*** Text shown ***
Health-related quality (HRQL) of life in patients with long-term ventilation
A summary of highlights from presentations at the 1st Respiratory Failure and Mechanical Ventilation Conference 2020 by M. Duiverman (Groningen, Netherlands), W Windisch (Cologne, Germany) and F. Magnet (Köln, Germany)
Health-related quality of life (HRQoL) is an important and wide-ranging concept that is highly subjective and is difficult to accurately capture in a questionnaire. The WHO defines it as ‘a broad ranging concept affected in a complex way by the person’s physical health, psychological state, level of independence, social relationships, personal beliefs and their relationship to salient features of their environment’.1 HRQoL is rated highly by individuals; in one study of 4,518 patients undergoing haemodialysis, 92% rated HRQoL as important compared with the 80% for rated life expectancy.2 The main factors affecting HRQoL are symptoms, functioning and disease perception which affect physical health, psychological health, and level of independence.3,4
A measure of HRQoL should capture domains that are relevant to the patient, it should be reliable, valid and should be easy to handle. Some generic questionnaires, such as the Short-Form 36 (SF-36), have domains on activities such as ability to do housework, participate in sport, or walk 0.5 Km which are not valid for patients confined to a wheelchair of those with COPD.
HRQoL instruments can be:
- Generic – applicable to all but may not be sensitive for aspects associated with specific diseases e.g.
- Condition-specific – captures relevant domains, sensitive to change but comparison between patient groups is difficult e.g.
- St George’s Respiratory Questionnaire (SGRQ), Chronic Respiratory Disease Questionnaire (CRQ), COPD Assessment Test (CAT), Clinical COPD Questionnaire (CCQ), ALS Functioning Rating Scale Revised (ALSFS-R), Maugeri Foundation Respiratory Failure Questionnaire (MRF-28), Severe Respiratory Insufficiency Questionnaire (SRI) and S3-non-invasive ventilation questionnaire (S3-NIV)
Studies have found that in patients with chronic hypercapnic respiratory failure, fatigue, sleep, cognition/concentration and discomfort were improved by NIV. However, there was little or variable correlation in domains that assessed these issues between the CRQ and the MRF-28 or the SRI questionnaires.4,5 The S3-NIV now includes questions on side effects of interventions such as NIV which expands the scope of HRQoL investigations.6 Questionnaires concentrate on different aspects; the emphasis in the MRF-28 is on activities of daily living whereas the SRI and the CRQ are more related to anxiety and depression.4
The SRI, MRF-28 and S3-NIV have 49, 28 and 10 questions, respectively. This means that some tests will take a long time to complete which may be difficult for some patients. The tests should also not have floor or ceiling effects (in which most patients are given lowest or highest scores on some parameters) and must be internally consistent. HRQoL tests have differing merits; the MRF-28 has a cognition domain but no psychological domain, the SRI is extensively validated and the S3-NIV is short and easy but not extensively validated.
*** End of Text shown ***
*** Dataset excerpts ***
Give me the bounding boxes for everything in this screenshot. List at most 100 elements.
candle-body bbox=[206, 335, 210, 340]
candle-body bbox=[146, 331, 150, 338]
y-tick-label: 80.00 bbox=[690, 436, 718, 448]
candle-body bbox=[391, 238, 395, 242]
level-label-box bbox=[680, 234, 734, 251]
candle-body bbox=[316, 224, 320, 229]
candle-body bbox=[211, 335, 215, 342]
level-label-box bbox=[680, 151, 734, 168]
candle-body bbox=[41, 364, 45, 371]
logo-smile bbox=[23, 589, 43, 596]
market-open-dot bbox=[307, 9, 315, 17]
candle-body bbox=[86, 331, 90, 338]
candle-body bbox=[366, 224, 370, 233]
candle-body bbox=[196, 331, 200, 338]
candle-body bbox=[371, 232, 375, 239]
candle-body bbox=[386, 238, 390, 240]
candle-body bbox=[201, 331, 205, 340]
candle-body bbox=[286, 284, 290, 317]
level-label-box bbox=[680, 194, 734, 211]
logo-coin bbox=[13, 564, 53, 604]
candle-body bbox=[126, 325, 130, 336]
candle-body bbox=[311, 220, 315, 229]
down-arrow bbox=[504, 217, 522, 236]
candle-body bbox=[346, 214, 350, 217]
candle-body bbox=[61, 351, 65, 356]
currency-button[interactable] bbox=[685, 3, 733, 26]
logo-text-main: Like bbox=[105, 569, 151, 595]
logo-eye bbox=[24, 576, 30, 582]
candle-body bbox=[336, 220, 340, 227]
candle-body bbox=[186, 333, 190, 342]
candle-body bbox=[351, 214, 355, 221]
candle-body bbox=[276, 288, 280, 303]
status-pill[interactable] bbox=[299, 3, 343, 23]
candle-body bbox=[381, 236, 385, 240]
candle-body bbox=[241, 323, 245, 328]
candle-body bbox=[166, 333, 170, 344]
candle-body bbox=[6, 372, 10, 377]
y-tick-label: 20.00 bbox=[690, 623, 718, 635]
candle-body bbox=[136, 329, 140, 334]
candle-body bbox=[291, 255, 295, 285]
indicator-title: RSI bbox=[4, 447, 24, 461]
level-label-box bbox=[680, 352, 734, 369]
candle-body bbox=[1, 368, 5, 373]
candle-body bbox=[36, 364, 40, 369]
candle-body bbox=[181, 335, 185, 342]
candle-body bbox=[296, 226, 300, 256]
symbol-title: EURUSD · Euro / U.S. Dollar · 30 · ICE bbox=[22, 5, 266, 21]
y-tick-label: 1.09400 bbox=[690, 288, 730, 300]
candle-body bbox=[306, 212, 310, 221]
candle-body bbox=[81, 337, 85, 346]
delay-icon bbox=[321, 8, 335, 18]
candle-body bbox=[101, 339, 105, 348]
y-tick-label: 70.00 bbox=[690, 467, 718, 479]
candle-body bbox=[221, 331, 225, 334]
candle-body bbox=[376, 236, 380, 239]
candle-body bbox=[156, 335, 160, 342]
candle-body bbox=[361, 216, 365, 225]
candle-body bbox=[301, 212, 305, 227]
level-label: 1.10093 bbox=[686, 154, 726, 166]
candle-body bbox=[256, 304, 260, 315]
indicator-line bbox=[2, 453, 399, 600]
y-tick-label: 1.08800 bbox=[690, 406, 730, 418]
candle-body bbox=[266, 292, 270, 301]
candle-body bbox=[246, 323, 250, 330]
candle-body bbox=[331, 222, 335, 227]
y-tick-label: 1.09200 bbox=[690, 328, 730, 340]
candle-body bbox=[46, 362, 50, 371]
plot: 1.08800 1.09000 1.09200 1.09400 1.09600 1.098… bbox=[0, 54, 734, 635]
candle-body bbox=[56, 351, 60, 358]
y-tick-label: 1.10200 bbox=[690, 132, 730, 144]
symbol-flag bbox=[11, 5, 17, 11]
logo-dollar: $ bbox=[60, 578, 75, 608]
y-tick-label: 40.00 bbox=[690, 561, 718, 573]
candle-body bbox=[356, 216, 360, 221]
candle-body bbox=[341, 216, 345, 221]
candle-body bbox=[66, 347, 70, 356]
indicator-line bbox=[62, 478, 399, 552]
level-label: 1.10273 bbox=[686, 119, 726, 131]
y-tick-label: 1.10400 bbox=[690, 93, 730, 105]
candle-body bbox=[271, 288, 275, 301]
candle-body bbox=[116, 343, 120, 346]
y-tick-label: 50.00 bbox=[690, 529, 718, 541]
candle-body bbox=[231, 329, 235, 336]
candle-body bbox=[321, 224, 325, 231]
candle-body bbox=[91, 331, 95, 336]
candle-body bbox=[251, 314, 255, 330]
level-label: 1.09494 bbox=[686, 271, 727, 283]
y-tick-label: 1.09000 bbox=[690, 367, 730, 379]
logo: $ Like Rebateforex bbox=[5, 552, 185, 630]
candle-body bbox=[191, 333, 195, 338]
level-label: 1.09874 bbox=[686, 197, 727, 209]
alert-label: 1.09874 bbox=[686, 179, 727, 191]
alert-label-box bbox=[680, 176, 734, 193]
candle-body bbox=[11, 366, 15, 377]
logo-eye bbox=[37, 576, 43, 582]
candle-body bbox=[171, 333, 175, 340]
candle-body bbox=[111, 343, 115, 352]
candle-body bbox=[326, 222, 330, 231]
*** End of Dataset excerpts ***
▶ **To do**
1 > In the summary on quality of life with long-term ventilation, how many questions does the S3-NIV have?
2 > Using the summary on quality of life with long-term ventilation, explain in one to three sentences why some of these tests may be difficult for patients.
3 > Please continue the summary on quality of life with long-term ventilation from where it stops.

▶ **Solved tasks**
1 > The S3-NIV has 10 questions.

2 > The SRI, MRF-28 and S3-NIV have 49, 28 and 10 questions. Because some of them have many questions, they take a long time to complete, which may be hard for some patients.

3 >
The range of HRQoL questionnaires for HMV is quite large with at least 10 types that are more commonly used with item numbers ranging from 14 (Hospital Anxiety and Depression Scale) to 136 (Sickness Impact Profile).7 Generally, questionnaires have become simpler and more rapid to use in recent years to make them easier for patients. HRQoL consists of multiple different items and domains that are affected differently. Studies using SF-36 showed that whilst physical health is severely impacted in patients receiving NIV for COPD, kyphoscoliosis or DMD, mental health is often preserved.8 HRQoL therefore, is maximally dependent on the underlying disease. This was also shown in a study of amyotrophic lateral sclerosis patients in which mortality and HRQoL were significantly improved by NIV compared with standard care for non-bulbar disease (p=0.0059 and p=0.0004) but not for bulbar disease (p=0.92 and p=0.26).9
HRQoL is a complex construct and patients have widely differing views on which aspects are most important. The SRI questionnaire recognises this and is based on patient input and comprises seven subscales; it is important to consider performance on each of these and the items beneath them to accurately assess a patient’s HRQoL rather than simply looking at the overall score.8,10 Disease-specific questionnaires are more sensitive to change than generic types. An investigation of patients with respiratory disease (COPD, restrictive thoracic disease, NMD, obesity-related hypoventilation and other respiratory conditions, N=137) found that the improvements detected after 1 month and 1 year HMV were greater using SRI than SF-36.11 This study also found that side effects were an issue with HMV and their impact should be part of HRQoL assessment.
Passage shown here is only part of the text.